> _GIVEN PROBLEM_: Write out the material below again, unchanged.

═════ PROVIDED INFORMATION

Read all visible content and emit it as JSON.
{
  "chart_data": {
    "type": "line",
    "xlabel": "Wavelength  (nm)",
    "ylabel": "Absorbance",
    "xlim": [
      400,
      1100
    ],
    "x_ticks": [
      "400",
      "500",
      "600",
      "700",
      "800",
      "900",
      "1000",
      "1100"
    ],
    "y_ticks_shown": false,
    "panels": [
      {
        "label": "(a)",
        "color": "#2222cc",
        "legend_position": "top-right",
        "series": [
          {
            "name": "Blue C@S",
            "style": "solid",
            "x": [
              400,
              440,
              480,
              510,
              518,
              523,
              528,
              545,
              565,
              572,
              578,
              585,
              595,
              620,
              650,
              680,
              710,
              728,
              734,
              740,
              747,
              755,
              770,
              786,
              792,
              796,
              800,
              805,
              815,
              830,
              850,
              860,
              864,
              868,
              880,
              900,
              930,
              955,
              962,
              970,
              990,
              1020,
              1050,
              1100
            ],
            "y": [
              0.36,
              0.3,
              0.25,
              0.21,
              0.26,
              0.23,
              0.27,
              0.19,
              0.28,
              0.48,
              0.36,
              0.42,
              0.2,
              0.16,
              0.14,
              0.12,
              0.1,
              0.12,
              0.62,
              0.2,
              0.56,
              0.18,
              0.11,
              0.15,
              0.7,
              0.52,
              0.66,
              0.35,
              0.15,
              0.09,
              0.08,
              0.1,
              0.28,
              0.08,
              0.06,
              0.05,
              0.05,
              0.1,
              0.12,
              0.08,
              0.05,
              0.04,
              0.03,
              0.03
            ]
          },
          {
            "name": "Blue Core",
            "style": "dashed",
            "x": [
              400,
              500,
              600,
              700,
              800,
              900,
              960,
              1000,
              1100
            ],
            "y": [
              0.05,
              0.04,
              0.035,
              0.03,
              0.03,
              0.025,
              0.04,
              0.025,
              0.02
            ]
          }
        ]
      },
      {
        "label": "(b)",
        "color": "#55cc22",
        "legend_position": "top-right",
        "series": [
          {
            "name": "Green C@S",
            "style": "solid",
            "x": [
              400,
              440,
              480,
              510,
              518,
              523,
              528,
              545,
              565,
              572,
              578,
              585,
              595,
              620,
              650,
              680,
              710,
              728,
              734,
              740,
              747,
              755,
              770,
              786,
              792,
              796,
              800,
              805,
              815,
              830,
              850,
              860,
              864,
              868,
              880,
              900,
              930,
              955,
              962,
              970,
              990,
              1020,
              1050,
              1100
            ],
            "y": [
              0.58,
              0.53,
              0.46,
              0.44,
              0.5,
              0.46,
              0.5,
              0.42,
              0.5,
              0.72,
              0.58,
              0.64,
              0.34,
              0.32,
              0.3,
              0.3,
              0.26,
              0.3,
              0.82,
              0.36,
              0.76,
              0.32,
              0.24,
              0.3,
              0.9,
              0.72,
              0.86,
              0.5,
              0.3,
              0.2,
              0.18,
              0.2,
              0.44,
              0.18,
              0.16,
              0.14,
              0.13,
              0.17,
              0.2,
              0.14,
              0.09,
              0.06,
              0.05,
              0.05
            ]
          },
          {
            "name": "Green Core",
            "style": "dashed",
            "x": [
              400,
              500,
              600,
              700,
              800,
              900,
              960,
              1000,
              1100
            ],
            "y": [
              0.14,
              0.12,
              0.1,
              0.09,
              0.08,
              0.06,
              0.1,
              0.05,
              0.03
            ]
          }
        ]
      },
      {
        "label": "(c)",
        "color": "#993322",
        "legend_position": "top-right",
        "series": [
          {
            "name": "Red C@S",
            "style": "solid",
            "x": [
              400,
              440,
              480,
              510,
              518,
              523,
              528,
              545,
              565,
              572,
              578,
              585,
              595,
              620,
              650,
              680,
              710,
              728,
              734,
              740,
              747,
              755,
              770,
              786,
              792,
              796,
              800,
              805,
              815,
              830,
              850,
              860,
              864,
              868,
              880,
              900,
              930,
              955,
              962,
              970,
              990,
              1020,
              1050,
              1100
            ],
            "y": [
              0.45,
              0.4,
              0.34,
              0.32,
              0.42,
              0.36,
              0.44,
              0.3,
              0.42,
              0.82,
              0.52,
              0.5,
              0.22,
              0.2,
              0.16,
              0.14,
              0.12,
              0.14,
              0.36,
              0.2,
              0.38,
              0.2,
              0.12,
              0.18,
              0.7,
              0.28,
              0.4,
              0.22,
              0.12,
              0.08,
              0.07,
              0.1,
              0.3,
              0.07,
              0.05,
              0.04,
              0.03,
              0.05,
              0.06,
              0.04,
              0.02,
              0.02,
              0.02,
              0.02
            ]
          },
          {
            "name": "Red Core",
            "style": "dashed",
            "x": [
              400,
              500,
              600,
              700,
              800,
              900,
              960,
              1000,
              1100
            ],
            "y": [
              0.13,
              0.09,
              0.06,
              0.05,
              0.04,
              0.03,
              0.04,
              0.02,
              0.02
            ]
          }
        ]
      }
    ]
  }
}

══════════

> _FULL OUTPUT_:
Read all visible content and emit it as JSON.
{
  "chart_data": {
    "type": "line",
    "xlabel": "Wavelength  (nm)",
    "ylabel": "Absorbance",
    "xlim": [
      400,
      1100
    ],
    "x_ticks": [
      "400",
      "500",
      "600",
      "700",
      "800",
      "900",
      "1000",
      "1100"
    ],
    "y_ticks_shown": false,
    "panels": [
      {
        "label": "(a)",
        "color": "#2222cc",
        "legend_position": "top-right",
        "series": [
          {
            "name": "Blue C@S",
            "style": "solid",
            "x": [
              400,
              440,
              480,
              510,
              518,
              523,
              528,
              545,
              565,
              572,
              578,
              585,
              595,
              620,
              650,
              680,
              710,
              728,
              734,
              740,
              747,
              755,
              770,
              786,
              792,
              796,
              800,
              805,
              815,
              830,
              850,
              860,
              864,
              868,
              880,
              900,
              930,
              955,
              962,
              970,
              990,
              1020,
              1050,
              1100
            ],
            "y": [
              0.36,
              0.3,
              0.25,
              0.21,
              0.26,
              0.23,
              0.27,
              0.19,
              0.28,
              0.48,
              0.36,
              0.42,
              0.2,
              0.16,
              0.14,
              0.12,
              0.1,
              0.12,
              0.62,
              0.2,
              0.56,
              0.18,
              0.11,
              0.15,
              0.7,
              0.52,
              0.66,
              0.35,
              0.15,
              0.09,
              0.08,
              0.1,
              0.28,
              0.08,
              0.06,
              0.05,
              0.05,
              0.1,
              0.12,
              0.08,
              0.05,
              0.04,
              0.03,
              0.03
            ]
          },
          {
            "name": "Blue Core",
            "style": "dashed",
            "x": [
              400,
              500,
              600,
              700,
              800,
              900,
              960,
              1000,
              1100
            ],
            "y": [
              0.05,
              0.04,
              0.035,
              0.03,
              0.03,
              0.025,
              0.04,
              0.025,
              0.02
            ]
          }
        ]
      },
      {
        "label": "(b)",
        "color": "#55cc22",
        "legend_position": "top-right",
        "series": [
          {
            "name": "Green C@S",
            "style": "solid",
            "x": [
              400,
              440,
              480,
              510,
              518,
              523,
              528,
              545,
              565,
              572,
              578,
              585,
              595,
              620,
              650,
              680,
              710,
              728,
              734,
              740,
              747,
              755,
              770,
              786,
              792,
              796,
              800,
              805,
              815,
              830,
              850,
              860,
              864,
              868,
              880,
              900,
              930,
              955,
              962,
              970,
              990,
              1020,
              1050,
              1100
            ],
            "y": [
              0.58,
              0.53,
              0.46,
              0.44,
              0.5,
              0.46,
              0.5,
              0.42,
              0.5,
              0.72,
              0.58,
              0.64,
              0.34,
              0.32,
              0.3,
              0.3,
              0.26,
              0.3,
              0.82,
              0.36,
              0.76,
              0.32,
              0.24,
              0.3,
              0.9,
              0.72,
              0.86,
              0.5,
              0.3,
              0.2,
              0.18,
              0.2,
              0.44,
              0.18,
              0.16,
              0.14,
              0.13,
              0.17,
              0.2,
              0.14,
              0.09,
              0.06,
              0.05,
              0.05
            ]
          },
          {
            "name": "Green Core",
            "style": "dashed",
            "x": [
              400,
              500,
              600,
              700,
              800,
              900,
              960,
              1000,
              1100
            ],
            "y": [
              0.14,
              0.12,
              0.1,
              0.09,
              0.08,
              0.06,
              0.1,
              0.05,
              0.03
            ]
          }
        ]
      },
      {
        "label": "(c)",
        "color": "#993322",
        "legend_position": "top-right",
        "series": [
          {
            "name": "Red C@S",
            "style": "solid",
            "x": [
              400,
              440,
              480,
              510,
              518,
              523,
              528,
              545,
              565,
              572,
              578,
              585,
              595,
              620,
              650,
              680,
              710,
              728,
              734,
              740,
              747,
              755,
              770,
              786,
              792,
              796,
              800,
              805,
              815,
              830,
              850,
              860,
              864,
              868,
              880,
              900,
              930,
              955,
              962,
              970,
              990,
              1020,
              1050,
              1100
            ],
            "y": [
              0.45,
              0.4,
              0.34,
              0.32,
              0.42,
              0.36,
              0.44,
              0.3,
              0.42,
              0.82,
              0.52,
              0.5,
              0.22,
              0.2,
              0.16,
              0.14,
              0.12,
              0.14,
              0.36,
              0.2,
              0.38,
              0.2,
              0.12,
              0.18,
              0.7,
              0.28,
              0.4,
              0.22,
              0.12,
              0.08,
              0.07,
              0.1,
              0.3,
              0.07,
              0.05,
              0.04,
              0.03,
              0.05,
              0.06,
              0.04,
              0.02,
              0.02,
              0.02,
              0.02
            ]
          },
          {
            "name": "Red Core",
            "style": "dashed",
            "x": [
              400,
              500,
              600,
              700,
              800,
              900,
              960,
              1000,
              1100
            ],
            "y": [
              0.13,
              0.09,
              0.06,
              0.05,
              0.04,
              0.03,
              0.04,
              0.02,
              0.02
            ]
          }
        ]
      }
    ]
  }
}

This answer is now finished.